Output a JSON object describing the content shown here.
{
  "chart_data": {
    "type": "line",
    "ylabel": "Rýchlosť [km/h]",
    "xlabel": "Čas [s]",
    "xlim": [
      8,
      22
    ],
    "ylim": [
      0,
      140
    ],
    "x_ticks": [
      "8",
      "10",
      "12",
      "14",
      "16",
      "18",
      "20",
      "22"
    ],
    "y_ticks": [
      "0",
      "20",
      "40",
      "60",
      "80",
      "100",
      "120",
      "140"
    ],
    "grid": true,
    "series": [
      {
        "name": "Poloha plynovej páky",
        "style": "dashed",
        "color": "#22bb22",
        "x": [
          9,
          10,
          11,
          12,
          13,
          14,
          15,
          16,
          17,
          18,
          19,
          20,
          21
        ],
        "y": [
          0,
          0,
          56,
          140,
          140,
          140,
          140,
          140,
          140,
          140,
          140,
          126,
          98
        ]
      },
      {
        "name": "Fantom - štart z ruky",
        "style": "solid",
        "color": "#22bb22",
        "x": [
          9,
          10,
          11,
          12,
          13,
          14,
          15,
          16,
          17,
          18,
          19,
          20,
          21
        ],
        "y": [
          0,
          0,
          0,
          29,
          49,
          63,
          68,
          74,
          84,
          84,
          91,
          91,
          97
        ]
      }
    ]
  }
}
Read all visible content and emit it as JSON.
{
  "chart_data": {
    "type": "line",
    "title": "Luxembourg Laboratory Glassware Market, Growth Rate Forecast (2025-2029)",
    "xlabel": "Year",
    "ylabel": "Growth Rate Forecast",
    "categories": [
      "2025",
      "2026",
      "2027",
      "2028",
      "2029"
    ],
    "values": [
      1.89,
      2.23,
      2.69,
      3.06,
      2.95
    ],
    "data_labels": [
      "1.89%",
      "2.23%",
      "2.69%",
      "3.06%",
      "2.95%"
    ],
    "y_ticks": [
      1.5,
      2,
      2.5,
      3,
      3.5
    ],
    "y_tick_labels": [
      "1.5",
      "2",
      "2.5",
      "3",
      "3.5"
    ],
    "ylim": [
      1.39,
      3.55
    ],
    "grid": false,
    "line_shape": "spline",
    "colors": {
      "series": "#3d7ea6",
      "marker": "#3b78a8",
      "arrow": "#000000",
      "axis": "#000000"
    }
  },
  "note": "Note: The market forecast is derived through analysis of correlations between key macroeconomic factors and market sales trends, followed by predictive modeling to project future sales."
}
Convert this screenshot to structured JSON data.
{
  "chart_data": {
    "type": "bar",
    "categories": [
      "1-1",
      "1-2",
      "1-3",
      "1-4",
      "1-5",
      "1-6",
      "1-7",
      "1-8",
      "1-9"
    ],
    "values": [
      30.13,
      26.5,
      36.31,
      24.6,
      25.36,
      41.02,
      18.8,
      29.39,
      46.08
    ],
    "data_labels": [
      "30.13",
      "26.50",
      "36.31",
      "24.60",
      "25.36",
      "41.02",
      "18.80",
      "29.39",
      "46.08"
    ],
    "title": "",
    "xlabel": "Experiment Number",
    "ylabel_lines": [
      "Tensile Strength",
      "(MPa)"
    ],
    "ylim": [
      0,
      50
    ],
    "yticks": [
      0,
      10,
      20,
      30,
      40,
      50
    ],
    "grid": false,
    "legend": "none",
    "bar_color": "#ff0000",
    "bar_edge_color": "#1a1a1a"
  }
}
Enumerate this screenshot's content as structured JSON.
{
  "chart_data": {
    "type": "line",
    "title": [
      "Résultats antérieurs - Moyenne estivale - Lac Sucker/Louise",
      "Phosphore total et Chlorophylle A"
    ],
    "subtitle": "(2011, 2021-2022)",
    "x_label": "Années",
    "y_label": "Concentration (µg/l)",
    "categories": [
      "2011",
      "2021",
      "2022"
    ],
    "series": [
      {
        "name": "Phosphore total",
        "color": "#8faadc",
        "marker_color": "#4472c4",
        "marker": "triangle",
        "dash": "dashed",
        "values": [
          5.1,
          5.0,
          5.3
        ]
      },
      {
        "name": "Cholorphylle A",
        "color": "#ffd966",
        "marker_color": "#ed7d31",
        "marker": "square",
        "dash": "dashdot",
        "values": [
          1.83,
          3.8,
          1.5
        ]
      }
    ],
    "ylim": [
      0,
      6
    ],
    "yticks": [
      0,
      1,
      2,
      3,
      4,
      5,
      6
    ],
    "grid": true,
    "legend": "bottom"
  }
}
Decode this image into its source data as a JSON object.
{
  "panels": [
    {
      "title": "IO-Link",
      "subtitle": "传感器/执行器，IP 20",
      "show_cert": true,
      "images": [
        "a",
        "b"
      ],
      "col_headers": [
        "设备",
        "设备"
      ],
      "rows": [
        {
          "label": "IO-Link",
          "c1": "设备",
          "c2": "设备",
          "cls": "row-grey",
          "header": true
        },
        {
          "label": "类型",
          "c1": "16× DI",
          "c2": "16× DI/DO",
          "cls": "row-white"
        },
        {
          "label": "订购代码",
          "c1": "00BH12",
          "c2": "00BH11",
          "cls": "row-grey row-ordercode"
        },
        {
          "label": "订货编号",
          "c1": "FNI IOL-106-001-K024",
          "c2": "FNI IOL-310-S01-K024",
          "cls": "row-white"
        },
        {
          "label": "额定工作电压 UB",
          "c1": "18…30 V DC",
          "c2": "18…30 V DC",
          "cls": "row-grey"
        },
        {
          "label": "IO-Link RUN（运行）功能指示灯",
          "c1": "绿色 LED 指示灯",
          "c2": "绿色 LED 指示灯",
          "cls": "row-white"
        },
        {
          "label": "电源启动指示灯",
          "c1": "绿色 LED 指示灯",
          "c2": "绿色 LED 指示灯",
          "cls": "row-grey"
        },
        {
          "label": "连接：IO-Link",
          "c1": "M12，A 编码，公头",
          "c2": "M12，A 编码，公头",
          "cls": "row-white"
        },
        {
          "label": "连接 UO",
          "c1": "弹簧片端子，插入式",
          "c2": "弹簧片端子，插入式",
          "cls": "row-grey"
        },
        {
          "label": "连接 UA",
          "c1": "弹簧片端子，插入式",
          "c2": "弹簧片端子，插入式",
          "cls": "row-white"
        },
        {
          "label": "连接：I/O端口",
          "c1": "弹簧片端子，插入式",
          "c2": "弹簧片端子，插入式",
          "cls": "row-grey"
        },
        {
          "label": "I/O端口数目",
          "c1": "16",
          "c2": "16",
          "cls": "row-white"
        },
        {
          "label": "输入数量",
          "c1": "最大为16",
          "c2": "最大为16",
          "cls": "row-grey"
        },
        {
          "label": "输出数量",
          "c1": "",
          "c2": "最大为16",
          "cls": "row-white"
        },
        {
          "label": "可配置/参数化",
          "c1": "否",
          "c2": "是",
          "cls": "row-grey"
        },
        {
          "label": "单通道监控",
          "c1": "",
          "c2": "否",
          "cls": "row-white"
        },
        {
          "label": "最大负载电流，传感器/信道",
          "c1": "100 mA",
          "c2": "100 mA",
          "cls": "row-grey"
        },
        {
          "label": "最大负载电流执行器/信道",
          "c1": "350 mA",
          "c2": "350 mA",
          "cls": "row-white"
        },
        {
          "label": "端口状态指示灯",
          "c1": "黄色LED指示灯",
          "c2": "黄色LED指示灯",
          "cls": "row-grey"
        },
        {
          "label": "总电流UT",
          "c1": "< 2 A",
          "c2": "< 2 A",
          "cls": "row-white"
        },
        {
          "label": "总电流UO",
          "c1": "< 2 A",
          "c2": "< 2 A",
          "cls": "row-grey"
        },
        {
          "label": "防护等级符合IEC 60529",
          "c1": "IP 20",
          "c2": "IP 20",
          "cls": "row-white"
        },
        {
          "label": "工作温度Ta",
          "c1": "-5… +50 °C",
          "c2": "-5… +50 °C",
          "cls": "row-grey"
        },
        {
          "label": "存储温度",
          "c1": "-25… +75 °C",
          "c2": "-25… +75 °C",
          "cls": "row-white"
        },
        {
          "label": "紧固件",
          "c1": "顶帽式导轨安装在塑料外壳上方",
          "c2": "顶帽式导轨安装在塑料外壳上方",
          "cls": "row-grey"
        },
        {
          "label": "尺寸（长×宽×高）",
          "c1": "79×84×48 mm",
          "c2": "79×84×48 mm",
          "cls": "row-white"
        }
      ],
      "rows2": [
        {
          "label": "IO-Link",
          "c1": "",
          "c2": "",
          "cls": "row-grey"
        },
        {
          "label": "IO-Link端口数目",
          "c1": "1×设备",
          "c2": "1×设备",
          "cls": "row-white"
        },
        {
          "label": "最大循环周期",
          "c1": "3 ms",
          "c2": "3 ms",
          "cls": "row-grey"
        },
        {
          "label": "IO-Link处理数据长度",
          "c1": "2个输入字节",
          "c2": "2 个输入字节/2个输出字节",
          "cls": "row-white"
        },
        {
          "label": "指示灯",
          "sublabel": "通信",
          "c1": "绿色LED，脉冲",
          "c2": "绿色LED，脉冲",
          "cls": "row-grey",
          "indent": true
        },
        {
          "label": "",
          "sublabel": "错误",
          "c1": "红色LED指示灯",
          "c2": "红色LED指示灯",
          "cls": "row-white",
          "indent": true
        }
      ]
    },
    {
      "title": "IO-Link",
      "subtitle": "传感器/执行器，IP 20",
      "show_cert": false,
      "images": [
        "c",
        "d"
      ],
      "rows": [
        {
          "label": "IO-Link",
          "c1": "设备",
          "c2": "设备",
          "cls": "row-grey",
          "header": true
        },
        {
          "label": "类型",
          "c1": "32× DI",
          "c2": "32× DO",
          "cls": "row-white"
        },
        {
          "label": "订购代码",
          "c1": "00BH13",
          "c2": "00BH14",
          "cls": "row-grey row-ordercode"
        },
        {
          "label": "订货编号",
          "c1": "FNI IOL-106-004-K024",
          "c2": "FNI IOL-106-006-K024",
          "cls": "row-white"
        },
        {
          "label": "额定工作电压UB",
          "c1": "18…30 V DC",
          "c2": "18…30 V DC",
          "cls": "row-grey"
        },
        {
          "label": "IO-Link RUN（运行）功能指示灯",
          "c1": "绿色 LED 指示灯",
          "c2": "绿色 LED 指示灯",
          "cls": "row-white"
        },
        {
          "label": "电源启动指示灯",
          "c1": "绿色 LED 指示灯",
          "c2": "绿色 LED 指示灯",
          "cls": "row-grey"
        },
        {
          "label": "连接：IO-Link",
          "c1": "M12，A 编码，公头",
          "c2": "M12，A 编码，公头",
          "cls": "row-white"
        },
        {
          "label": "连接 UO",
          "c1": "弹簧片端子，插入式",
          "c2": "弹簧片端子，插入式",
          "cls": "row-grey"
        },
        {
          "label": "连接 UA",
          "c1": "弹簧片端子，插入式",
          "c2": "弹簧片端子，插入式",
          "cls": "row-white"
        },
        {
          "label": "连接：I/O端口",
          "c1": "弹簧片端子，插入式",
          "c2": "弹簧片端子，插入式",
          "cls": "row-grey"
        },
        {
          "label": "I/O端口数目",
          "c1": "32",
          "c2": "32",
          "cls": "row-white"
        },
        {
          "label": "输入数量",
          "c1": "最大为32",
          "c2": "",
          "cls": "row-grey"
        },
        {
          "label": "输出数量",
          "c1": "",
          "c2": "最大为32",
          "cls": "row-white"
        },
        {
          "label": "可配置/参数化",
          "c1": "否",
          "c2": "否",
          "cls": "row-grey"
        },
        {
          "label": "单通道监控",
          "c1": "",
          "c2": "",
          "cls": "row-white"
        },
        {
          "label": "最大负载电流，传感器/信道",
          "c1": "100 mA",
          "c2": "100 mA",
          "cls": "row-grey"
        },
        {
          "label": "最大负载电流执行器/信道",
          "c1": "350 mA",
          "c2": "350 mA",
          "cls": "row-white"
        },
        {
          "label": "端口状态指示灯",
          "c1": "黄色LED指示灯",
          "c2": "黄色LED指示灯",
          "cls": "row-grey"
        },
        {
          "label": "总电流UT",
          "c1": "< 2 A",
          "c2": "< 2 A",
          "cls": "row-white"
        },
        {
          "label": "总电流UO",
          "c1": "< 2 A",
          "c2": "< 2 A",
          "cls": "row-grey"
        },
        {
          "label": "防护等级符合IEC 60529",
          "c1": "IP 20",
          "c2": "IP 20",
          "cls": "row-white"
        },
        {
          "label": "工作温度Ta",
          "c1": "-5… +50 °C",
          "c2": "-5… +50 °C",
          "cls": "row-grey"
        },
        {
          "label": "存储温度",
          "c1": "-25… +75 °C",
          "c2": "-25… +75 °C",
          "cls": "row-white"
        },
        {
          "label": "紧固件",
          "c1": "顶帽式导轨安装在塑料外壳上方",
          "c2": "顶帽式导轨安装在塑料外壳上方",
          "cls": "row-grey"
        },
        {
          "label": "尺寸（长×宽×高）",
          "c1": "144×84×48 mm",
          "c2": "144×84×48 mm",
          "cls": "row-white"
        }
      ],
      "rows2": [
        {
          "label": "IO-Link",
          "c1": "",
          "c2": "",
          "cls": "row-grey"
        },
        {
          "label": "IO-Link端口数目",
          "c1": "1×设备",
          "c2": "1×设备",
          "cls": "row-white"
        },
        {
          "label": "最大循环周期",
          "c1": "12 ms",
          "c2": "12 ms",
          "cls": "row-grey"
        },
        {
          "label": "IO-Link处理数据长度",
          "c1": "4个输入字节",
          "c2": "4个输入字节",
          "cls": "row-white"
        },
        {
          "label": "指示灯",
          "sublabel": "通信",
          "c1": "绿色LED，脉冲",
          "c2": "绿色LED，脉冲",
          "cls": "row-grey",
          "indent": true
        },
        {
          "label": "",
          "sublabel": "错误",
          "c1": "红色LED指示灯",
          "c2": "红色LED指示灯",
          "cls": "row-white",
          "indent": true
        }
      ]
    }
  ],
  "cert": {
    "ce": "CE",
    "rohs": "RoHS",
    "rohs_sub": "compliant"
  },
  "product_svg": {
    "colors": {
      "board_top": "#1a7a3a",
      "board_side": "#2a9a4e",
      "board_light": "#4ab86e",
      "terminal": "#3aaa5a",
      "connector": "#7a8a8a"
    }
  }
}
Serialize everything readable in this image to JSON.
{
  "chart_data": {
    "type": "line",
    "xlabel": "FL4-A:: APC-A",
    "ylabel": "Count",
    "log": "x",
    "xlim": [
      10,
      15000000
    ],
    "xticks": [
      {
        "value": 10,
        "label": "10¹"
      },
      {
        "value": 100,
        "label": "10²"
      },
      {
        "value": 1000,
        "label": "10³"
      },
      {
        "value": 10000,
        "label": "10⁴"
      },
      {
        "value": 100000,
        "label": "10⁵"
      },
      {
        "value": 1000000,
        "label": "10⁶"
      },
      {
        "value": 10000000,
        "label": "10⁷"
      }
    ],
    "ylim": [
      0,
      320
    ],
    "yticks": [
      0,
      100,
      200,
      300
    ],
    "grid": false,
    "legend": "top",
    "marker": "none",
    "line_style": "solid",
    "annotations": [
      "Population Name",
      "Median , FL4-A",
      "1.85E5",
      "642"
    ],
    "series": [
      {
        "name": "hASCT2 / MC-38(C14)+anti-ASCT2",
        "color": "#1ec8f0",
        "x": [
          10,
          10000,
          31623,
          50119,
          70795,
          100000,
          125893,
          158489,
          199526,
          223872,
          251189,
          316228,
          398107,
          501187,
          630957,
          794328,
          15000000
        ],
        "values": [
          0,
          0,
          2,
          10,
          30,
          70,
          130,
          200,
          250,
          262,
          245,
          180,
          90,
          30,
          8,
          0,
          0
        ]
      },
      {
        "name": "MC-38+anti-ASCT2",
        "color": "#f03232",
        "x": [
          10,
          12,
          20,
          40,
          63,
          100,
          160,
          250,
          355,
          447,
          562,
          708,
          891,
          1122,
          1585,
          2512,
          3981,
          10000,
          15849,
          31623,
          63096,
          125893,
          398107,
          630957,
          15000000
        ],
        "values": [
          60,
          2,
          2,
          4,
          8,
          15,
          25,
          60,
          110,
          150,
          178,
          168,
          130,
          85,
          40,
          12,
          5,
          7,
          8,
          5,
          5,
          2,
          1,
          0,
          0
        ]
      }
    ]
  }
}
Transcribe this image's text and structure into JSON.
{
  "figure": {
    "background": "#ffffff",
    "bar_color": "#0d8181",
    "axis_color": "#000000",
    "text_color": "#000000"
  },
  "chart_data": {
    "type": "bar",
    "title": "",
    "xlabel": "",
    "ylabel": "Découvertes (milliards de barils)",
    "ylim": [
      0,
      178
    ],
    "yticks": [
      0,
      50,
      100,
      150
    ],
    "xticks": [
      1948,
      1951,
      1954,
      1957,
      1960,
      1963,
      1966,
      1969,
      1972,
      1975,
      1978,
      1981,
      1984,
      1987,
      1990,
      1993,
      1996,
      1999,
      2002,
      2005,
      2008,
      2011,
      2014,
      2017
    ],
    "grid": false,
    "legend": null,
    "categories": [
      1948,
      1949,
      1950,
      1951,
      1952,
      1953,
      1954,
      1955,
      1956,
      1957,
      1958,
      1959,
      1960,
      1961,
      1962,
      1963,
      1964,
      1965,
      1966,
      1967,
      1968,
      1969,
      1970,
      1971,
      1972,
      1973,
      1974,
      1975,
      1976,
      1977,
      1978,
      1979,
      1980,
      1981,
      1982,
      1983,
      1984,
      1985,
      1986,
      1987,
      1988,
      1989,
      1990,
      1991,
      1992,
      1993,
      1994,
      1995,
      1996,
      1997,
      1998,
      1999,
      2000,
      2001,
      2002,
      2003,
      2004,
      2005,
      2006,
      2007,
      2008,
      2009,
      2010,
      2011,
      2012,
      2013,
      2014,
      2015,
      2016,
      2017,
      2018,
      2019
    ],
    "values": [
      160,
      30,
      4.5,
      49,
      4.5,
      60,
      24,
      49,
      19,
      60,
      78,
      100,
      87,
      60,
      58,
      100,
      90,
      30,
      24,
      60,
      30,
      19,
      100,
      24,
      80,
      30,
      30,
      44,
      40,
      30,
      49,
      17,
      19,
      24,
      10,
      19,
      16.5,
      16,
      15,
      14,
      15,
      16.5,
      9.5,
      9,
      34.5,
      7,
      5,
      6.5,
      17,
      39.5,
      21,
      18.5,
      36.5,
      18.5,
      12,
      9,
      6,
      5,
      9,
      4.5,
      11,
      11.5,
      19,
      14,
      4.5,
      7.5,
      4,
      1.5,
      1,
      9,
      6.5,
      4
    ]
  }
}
|---|
DIRECTIONS: Pick out all lines containing the string "object".

OUTPUT OF THE EXERCISE:
Output a JSON object describing the content shown here.
Decode this image into its source data as a JSON object.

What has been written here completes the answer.